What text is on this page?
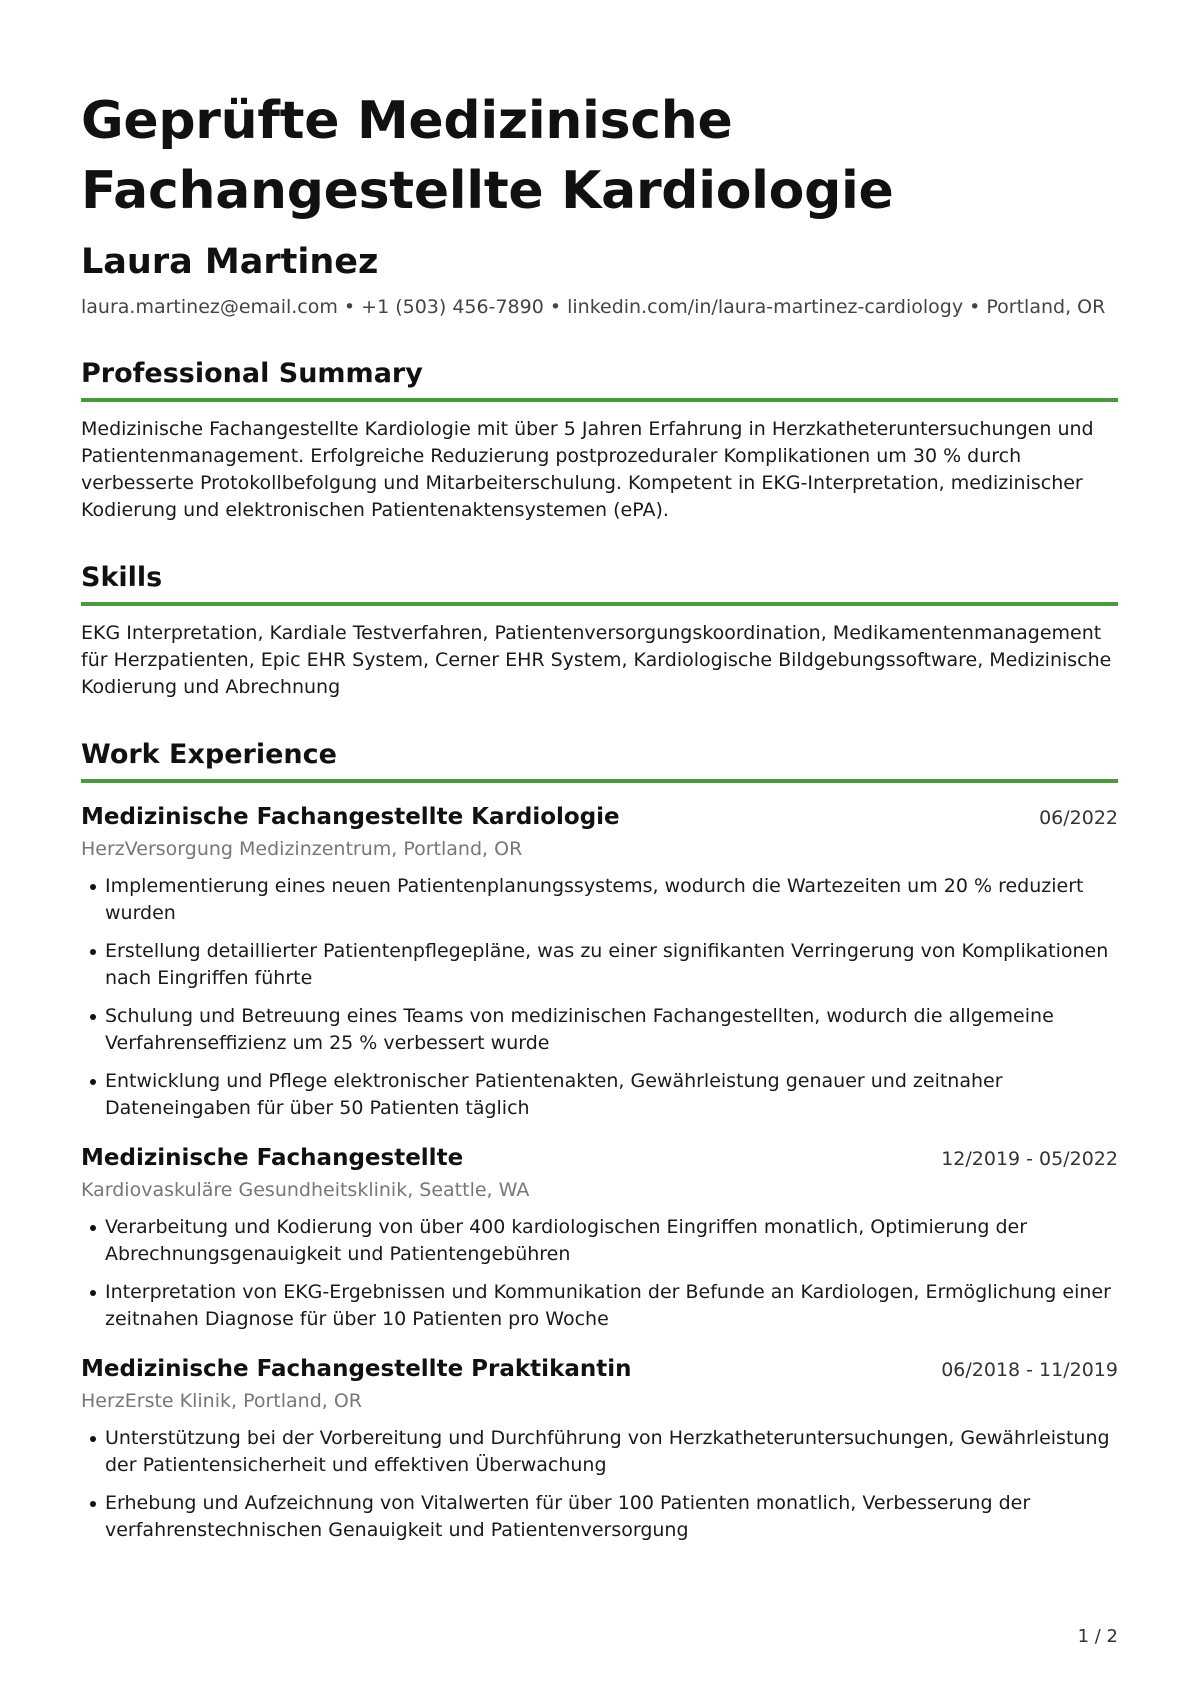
Geprüfte Medizinische Fachangestellte Kardiologie
Laura Martinez
laura.martinez@email.com • +1 (503) 456-7890 • linkedin.com/in/laura-martinez-cardiology • Portland, OR
Professional Summary
Medizinische Fachangestellte Kardiologie mit über 5 Jahren Erfahrung in Herzkatheteruntersuchungen und Patientenmanagement. Erfolgreiche Reduzierung postprozeduraler Komplikationen um 30 % durch verbesserte Protokollbefolgung und Mitarbeiterschulung. Kompetent in EKG-Interpretation, medizinischer Kodierung und elektronischen Patientenaktensystemen (ePA).
Skills
EKG Interpretation, Kardiale Testverfahren, Patientenversorgungskoordination, Medikamentenmanagement für Herzpatienten, Epic EHR System, Cerner EHR System, Kardiologische Bildgebungssoftware, Medizinische Kodierung und Abrechnung
Work Experience
Medizinische Fachangestellte Kardiologie	06/2022
HerzVersorgung Medizinzentrum, Portland, OR
Implementierung eines neuen Patientenplanungssystems, wodurch die Wartezeiten um 20 % reduziert wurden
Erstellung detaillierter Patientenpflegepläne, was zu einer signifikanten Verringerung von Komplikationen nach Eingriffen führte
Schulung und Betreuung eines Teams von medizinischen Fachangestellten, wodurch die allgemeine Verfahrenseffizienz um 25 % verbessert wurde
Entwicklung und Pflege elektronischer Patientenakten, Gewährleistung genauer und zeitnaher Dateneingaben für über 50 Patienten täglich
Medizinische Fachangestellte	12/2019 - 05/2022
Kardiovaskuläre Gesundheitsklinik, Seattle, WA
Verarbeitung und Kodierung von über 400 kardiologischen Eingriffen monatlich, Optimierung der Abrechnungsgenauigkeit und Patientengebühren
Interpretation von EKG-Ergebnissen und Kommunikation der Befunde an Kardiologen, Ermöglichung einer zeitnahen Diagnose für über 10 Patienten pro Woche
Medizinische Fachangestellte Praktikantin	06/2018 - 11/2019
HerzErste Klinik, Portland, OR
Unterstützung bei der Vorbereitung und Durchführung von Herzkatheteruntersuchungen, Gewährleistung der Patientensicherheit und effektiven Überwachung
Erhebung und Aufzeichnung von Vitalwerten für über 100 Patienten monatlich, Verbesserung der verfahrenstechnischen Genauigkeit und Patientenversorgung
1 / 2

WHAT THE TASK REQUIRES
Make an exact copy of the records shown above, without the pictures.

ANSWER TO THIS PROBLEM
What text is on this page?
Geprüfte Medizinische Fachangestellte Kardiologie
Laura Martinez
laura.martinez@email.com • +1 (503) 456-7890 • linkedin.com/in/laura-martinez-cardiology • Portland, OR
Professional Summary
Medizinische Fachangestellte Kardiologie mit über 5 Jahren Erfahrung in Herzkatheteruntersuchungen und Patientenmanagement. Erfolgreiche Reduzierung postprozeduraler Komplikationen um 30 % durch verbesserte Protokollbefolgung und Mitarbeiterschulung. Kompetent in EKG-Interpretation, medizinischer Kodierung und elektronischen Patientenaktensystemen (ePA).
Skills
EKG Interpretation, Kardiale Testverfahren, Patientenversorgungskoordination, Medikamentenmanagement für Herzpatienten, Epic EHR System, Cerner EHR System, Kardiologische Bildgebungssoftware, Medizinische Kodierung und Abrechnung
Work Experience
Medizinische Fachangestellte Kardiologie	06/2022
HerzVersorgung Medizinzentrum, Portland, OR
Implementierung eines neuen Patientenplanungssystems, wodurch die Wartezeiten um 20 % reduziert wurden
Erstellung detaillierter Patientenpflegepläne, was zu einer signifikanten Verringerung von Komplikationen nach Eingriffen führte
Schulung und Betreuung eines Teams von medizinischen Fachangestellten, wodurch die allgemeine Verfahrenseffizienz um 25 % verbessert wurde
Entwicklung und Pflege elektronischer Patientenakten, Gewährleistung genauer und zeitnaher Dateneingaben für über 50 Patienten täglich
Medizinische Fachangestellte	12/2019 - 05/2022
Kardiovaskuläre Gesundheitsklinik, Seattle, WA
Verarbeitung und Kodierung von über 400 kardiologischen Eingriffen monatlich, Optimierung der Abrechnungsgenauigkeit und Patientengebühren
Interpretation von EKG-Ergebnissen und Kommunikation der Befunde an Kardiologen, Ermöglichung einer zeitnahen Diagnose für über 10 Patienten pro Woche
Medizinische Fachangestellte Praktikantin	06/2018 - 11/2019
HerzErste Klinik, Portland, OR
Unterstützung bei der Vorbereitung und Durchführung von Herzkatheteruntersuchungen, Gewährleistung der Patientensicherheit und effektiven Überwachung
Erhebung und Aufzeichnung von Vitalwerten für über 100 Patienten monatlich, Verbesserung der verfahrenstechnischen Genauigkeit und Patientenversorgung
1 / 2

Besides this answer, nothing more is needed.